[Dataset records]
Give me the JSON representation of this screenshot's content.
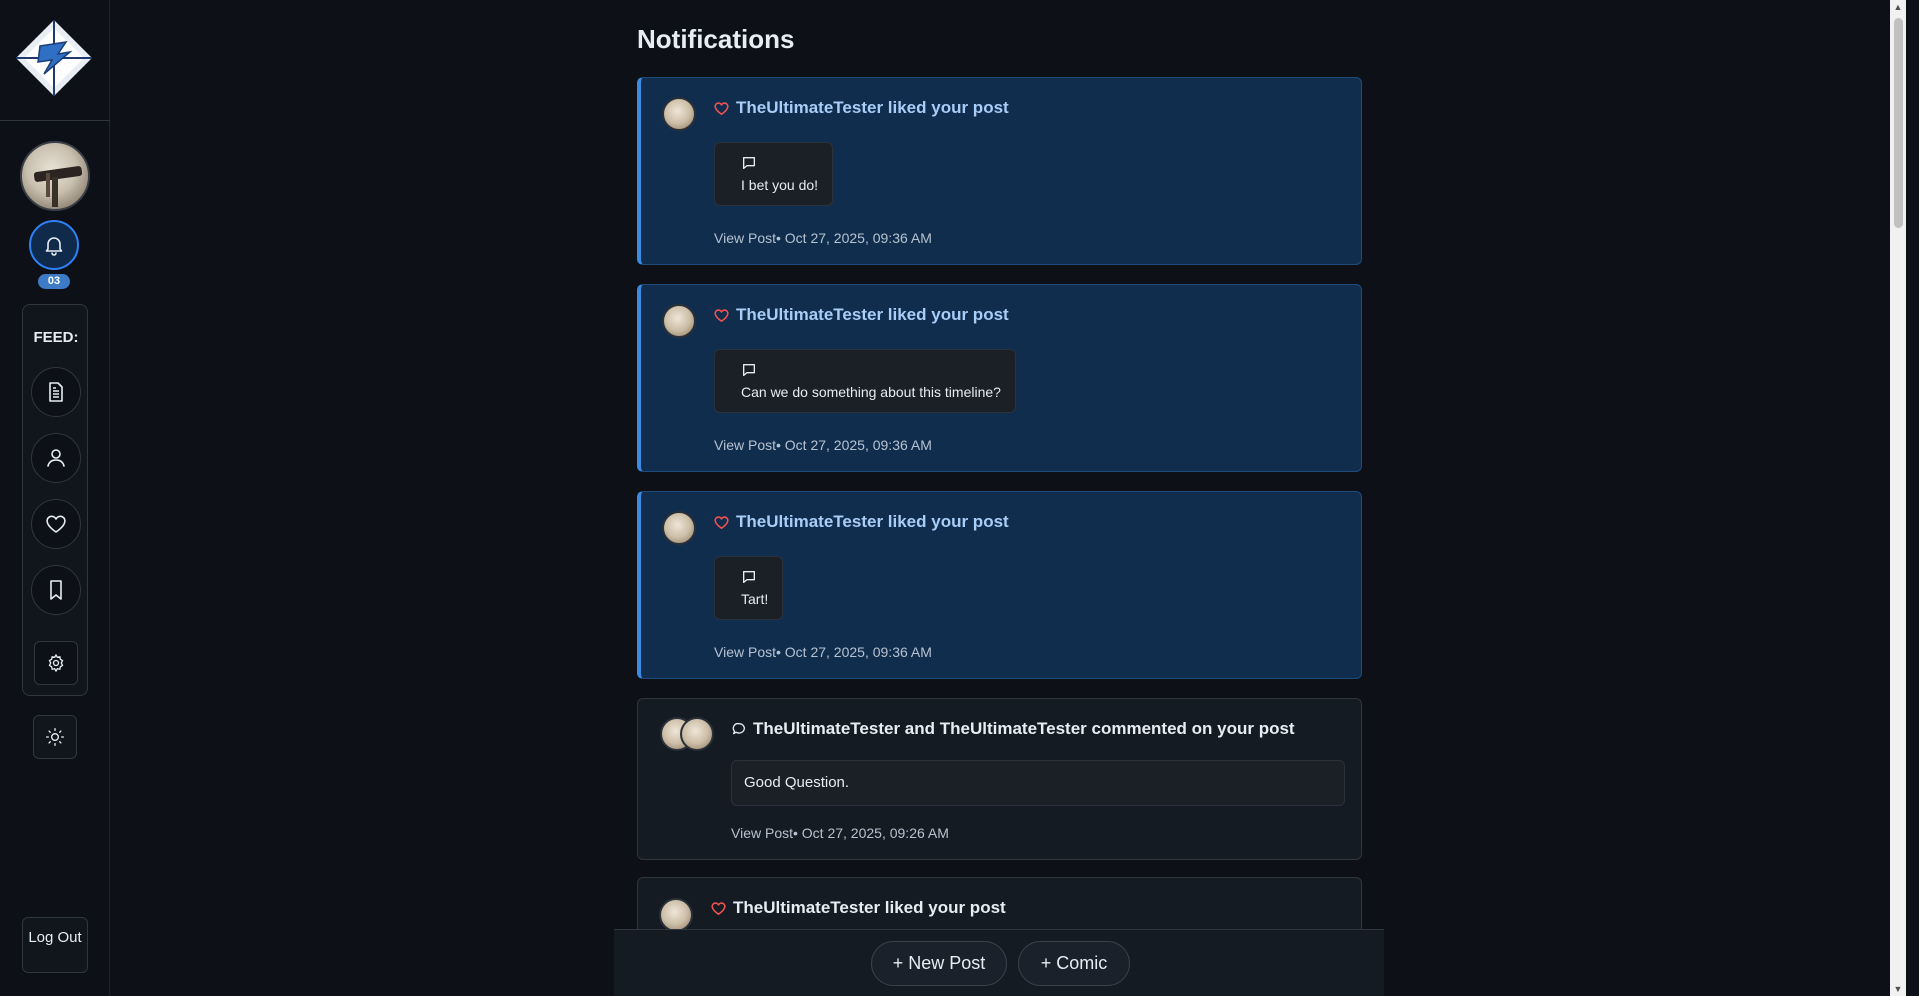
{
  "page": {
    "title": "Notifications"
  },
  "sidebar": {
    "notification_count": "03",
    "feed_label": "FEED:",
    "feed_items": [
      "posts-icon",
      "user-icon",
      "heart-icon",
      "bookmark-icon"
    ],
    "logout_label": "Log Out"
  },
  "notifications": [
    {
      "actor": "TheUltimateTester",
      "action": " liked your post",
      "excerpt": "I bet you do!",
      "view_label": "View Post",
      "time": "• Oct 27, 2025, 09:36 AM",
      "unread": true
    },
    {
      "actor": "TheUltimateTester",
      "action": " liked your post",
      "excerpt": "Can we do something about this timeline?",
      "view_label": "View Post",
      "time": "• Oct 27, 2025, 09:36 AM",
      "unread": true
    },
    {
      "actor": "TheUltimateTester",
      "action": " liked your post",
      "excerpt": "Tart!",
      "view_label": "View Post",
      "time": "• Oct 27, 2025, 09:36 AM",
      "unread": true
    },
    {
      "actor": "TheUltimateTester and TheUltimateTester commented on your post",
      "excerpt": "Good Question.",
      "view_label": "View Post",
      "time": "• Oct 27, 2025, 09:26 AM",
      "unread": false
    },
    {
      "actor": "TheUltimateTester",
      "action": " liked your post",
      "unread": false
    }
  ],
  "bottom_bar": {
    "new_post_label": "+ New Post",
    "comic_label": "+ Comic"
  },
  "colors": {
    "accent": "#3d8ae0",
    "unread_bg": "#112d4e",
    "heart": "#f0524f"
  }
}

**Given problem:** Return every line containing "this".

**Exercise output:**
Give me the JSON representation of this screenshot's content.
      "excerpt": "Can we do something about this timeline?",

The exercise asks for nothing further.